## Requirements:
Determine how many lines contain the string "icon". Respond with that number and nothing more.

----------

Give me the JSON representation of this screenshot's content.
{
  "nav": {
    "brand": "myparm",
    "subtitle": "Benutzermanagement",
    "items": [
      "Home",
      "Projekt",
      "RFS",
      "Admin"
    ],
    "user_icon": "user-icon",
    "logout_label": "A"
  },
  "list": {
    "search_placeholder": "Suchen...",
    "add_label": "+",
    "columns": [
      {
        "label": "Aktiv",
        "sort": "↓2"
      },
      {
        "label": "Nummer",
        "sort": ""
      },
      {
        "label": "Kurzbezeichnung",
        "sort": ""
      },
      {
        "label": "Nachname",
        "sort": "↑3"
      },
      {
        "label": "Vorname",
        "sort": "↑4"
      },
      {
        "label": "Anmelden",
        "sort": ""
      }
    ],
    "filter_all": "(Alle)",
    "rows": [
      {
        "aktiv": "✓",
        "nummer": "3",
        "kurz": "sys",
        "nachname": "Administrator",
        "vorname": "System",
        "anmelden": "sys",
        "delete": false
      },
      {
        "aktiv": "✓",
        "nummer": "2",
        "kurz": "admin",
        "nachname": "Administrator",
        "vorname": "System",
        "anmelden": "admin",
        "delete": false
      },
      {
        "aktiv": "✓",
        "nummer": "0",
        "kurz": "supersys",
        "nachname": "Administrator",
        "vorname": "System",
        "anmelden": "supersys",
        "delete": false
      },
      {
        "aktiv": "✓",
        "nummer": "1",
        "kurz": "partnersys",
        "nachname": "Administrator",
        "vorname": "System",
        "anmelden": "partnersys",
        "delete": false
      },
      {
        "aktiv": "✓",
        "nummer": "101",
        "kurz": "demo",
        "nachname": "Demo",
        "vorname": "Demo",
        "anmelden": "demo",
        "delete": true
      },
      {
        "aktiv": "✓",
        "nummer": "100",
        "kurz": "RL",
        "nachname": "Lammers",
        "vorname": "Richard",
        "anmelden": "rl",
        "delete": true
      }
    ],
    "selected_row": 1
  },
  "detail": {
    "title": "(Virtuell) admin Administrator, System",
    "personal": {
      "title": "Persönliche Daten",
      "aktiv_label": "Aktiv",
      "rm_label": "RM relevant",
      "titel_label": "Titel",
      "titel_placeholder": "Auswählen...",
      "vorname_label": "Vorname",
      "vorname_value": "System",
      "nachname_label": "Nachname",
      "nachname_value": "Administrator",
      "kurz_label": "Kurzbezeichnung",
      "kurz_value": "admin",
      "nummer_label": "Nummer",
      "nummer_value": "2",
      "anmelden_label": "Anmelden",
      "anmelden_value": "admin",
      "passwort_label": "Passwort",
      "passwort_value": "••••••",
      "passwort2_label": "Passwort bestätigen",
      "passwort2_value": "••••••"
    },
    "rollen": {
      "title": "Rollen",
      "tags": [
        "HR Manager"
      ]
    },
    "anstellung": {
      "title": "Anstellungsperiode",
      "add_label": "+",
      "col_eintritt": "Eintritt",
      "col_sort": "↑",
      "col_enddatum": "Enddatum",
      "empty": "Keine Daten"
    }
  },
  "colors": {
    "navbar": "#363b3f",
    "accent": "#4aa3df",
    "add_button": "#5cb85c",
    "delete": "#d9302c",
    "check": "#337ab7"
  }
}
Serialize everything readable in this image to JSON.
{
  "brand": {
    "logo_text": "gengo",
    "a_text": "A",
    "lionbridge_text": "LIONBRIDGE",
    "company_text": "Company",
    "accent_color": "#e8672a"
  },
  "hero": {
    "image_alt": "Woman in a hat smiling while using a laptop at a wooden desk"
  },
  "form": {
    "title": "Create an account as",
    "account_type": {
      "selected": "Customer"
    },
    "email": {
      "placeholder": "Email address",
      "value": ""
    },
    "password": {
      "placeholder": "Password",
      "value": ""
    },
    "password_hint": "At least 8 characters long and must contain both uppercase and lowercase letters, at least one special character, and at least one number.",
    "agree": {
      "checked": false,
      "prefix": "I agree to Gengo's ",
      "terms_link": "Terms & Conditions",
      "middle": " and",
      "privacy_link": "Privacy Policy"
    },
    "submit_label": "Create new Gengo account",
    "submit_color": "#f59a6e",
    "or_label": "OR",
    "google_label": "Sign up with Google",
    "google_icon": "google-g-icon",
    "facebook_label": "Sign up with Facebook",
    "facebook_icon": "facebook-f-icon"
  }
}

----------

## Correct response:
3